■ **Problem**
Comb through the entries for "area" and pull out each line that holds it.

Data records
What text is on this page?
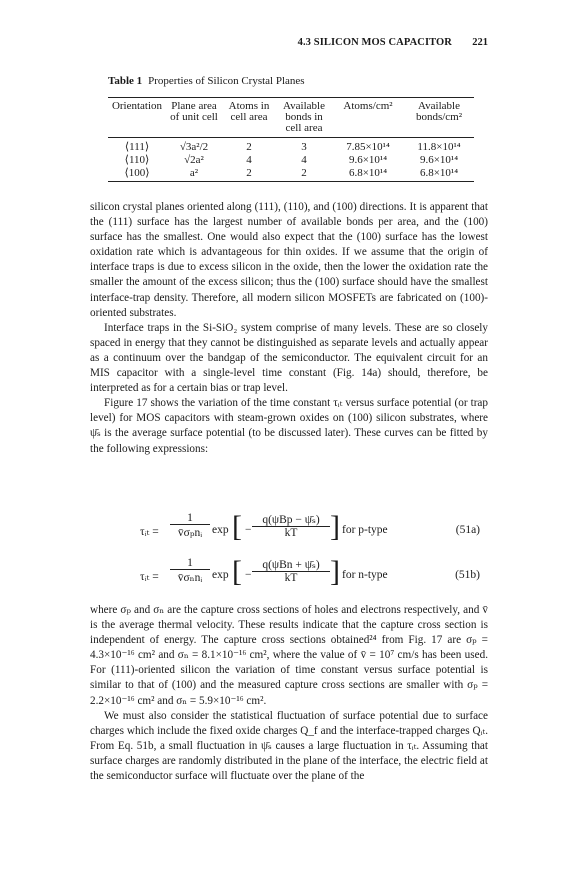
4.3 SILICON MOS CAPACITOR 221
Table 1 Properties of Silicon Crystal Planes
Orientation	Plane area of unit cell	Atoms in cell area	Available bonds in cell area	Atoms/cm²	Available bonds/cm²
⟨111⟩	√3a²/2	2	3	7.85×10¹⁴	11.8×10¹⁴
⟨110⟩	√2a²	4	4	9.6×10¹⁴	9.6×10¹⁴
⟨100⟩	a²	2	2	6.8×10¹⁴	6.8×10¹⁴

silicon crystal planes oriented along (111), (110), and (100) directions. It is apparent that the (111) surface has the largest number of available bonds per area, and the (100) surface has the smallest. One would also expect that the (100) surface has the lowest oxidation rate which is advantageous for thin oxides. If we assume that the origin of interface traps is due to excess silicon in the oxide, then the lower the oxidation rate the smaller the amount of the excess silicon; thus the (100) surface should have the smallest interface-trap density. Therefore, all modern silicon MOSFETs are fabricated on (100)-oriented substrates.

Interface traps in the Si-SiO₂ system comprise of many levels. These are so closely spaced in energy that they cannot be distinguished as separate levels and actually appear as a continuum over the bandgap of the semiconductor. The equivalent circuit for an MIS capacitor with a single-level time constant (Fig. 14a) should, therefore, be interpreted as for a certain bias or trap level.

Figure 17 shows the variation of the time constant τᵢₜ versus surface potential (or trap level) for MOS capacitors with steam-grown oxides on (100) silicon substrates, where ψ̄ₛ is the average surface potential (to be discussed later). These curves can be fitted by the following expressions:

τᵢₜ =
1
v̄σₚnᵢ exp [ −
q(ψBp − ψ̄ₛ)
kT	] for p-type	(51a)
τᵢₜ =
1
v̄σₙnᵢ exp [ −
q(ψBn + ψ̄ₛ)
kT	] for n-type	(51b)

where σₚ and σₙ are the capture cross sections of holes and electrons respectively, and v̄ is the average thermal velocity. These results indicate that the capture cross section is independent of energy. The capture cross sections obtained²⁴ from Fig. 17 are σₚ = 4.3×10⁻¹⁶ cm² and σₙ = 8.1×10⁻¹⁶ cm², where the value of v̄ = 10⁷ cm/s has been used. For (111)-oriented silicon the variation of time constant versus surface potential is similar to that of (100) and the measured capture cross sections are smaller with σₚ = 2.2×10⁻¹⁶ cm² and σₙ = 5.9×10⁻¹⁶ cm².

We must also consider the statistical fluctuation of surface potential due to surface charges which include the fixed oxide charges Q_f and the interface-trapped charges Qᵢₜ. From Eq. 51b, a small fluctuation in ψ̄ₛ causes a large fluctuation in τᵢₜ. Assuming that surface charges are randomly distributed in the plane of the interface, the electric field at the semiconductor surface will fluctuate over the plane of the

■ **Result of the task**
Orientation	Plane area of unit cell	Atoms in cell area	Available bonds in cell area	Atoms/cm²	Available bonds/cm²
silicon crystal planes oriented along (111), (110), and (100) directions. It is apparent that the (111) surface has the largest number of available bonds per area, and the (100) surface has the smallest. One would also expect that the (100) surface has the lowest oxidation rate which is advantageous for thin oxides. If we assume that the origin of interface traps is due to excess silicon in the oxide, then the lower the oxidation rate the smaller the amount of the excess silicon; thus the (100) surface should have the smallest interface-trap density. Therefore, all modern silicon MOSFETs are fabricated on (100)-oriented substrates.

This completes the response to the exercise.